Records from a collection
######
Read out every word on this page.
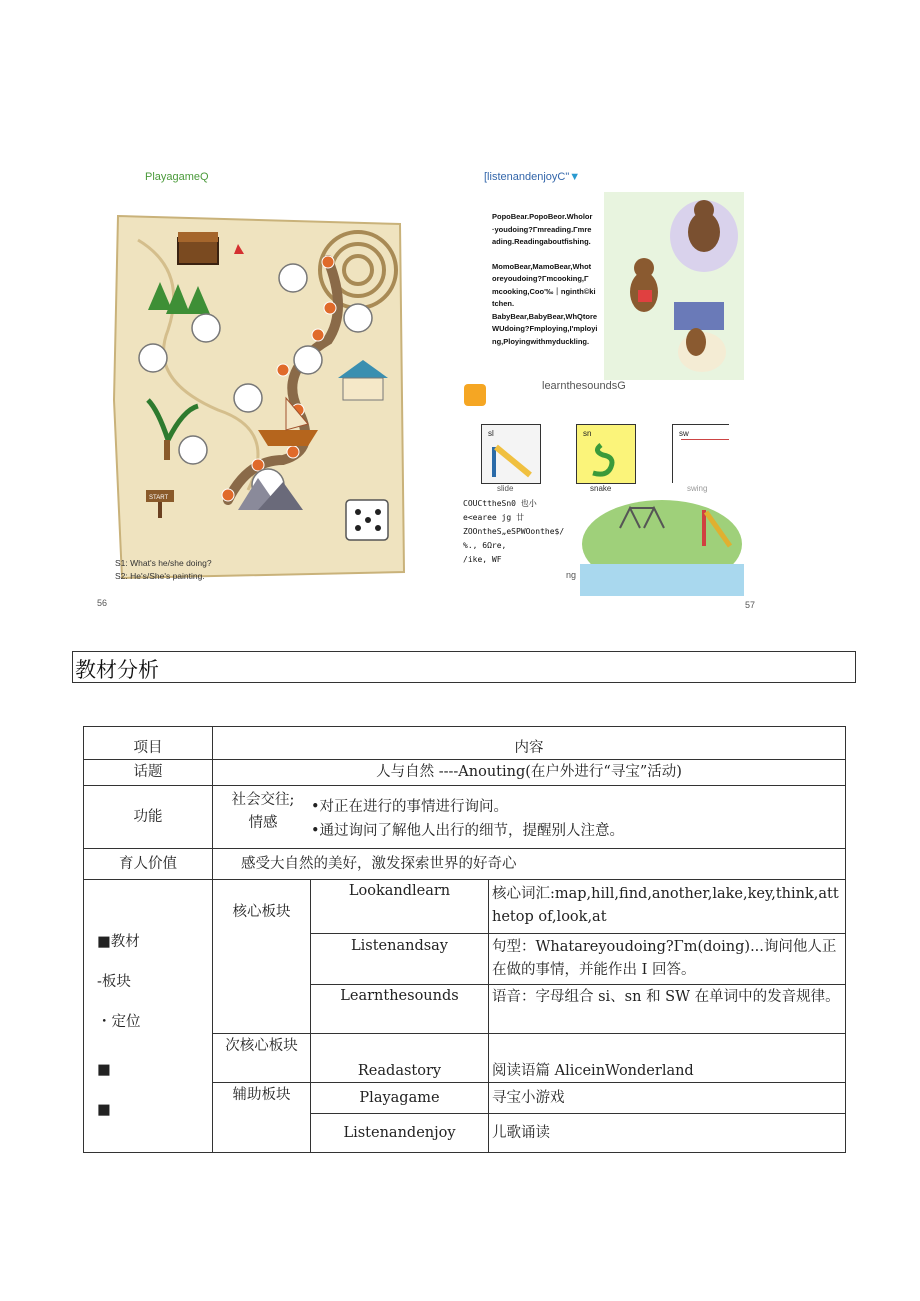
PlayagameQ
START
S1: What's he/she doing?
S2: He's/She's painting.
56
[listenandenjoyC"▼
PopoBear.PopoBeor.Wholor
·youdoing?Γmreading.Γmre
ading.Readingaboutfishing.
MomoBear,MamoBear,Whot
oreyoudoing?Γmcooking,Γ
mcooking,Coo'‰｜nginth©ki
tchen.
BabyBear,BabyBear,WhQtore
WUdoing?Fmploying,I'mployi
ng,Ployingwithmyduckling.
learnthesoundsG
sl	sn	sw
slide	snake	swing
COUCttheSn0 也小
e<earee jg 廿
ZOOntheS„eSPWOonthe$/
%., 6Ωre,
/ike, WF
ng
57
教材分析
项目	内容		
话题	人与自然 ----Anouting(在户外进行“寻宝”活动)		
功能	社会交往;
情感
•对正在进行的事情进行询问。
•通过询问了解他人出行的细节，提醒别人注意。		

育人价值	感受大自然的美好，激发探索世界的好奇心		

■教材
-板块
・定位
■
■	核心板块	Lookandlearn	核心词汇:map,hill,find,another,lake,key,think,atthetop of,look,at

		Listenandsay	句型：Whatareyoudoing?Γm(doing)...询问他人正在做的事情，并能作出 I 回答。
		Learnthesounds	语音：字母组合 si、sn 和 SW 在单词中的发音规律。
	次核心板块	Readastory	阅读语篇 AliceinWonderland
	辅助板块	Playagame	寻宝小游戏
		Listenandenjoy	儿歌诵读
######
- **Set exercise**
Omit the pictures and reproduce the listing exactly.

- **Reply to the exercise**
Read out every word on this page.
PlayagameQ
START
S1: What's he/she doing?
S2: He's/She's painting.
56
[listenandenjoyC"▼
PopoBear.PopoBeor.Wholor
·youdoing?Γmreading.Γmre
ading.Readingaboutfishing.
MomoBear,MamoBear,Whot
oreyoudoing?Γmcooking,Γ
mcooking,Coo'‰｜nginth©ki
tchen.
BabyBear,BabyBear,WhQtore
WUdoing?Fmploying,I'mployi
ng,Ployingwithmyduckling.
learnthesoundsG
sl	sn	sw
slide	snake	swing
COUCttheSn0 也小
e<earee jg 廿
ZOOntheS„eSPWOonthe$/
%., 6Ωre,
/ike, WF
ng
57
教材分析
项目	内容		
话题	人与自然 ----Anouting(在户外进行“寻宝”活动)		
功能	社会交往;
情感
•对正在进行的事情进行询问。
•通过询问了解他人出行的细节，提醒别人注意。		

育人价值	感受大自然的美好，激发探索世界的好奇心		

■教材
-板块
・定位
■
■	核心板块	Lookandlearn	核心词汇:map,hill,find,another,lake,key,think,atthetop of,look,at

		Listenandsay	句型：Whatareyoudoing?Γm(doing)...询问他人正在做的事情，并能作出 I 回答。
		Learnthesounds	语音：字母组合 si、sn 和 SW 在单词中的发音规律。
	次核心板块	Readastory	阅读语篇 AliceinWonderland
	辅助板块	Playagame	寻宝小游戏
		Listenandenjoy	儿歌诵读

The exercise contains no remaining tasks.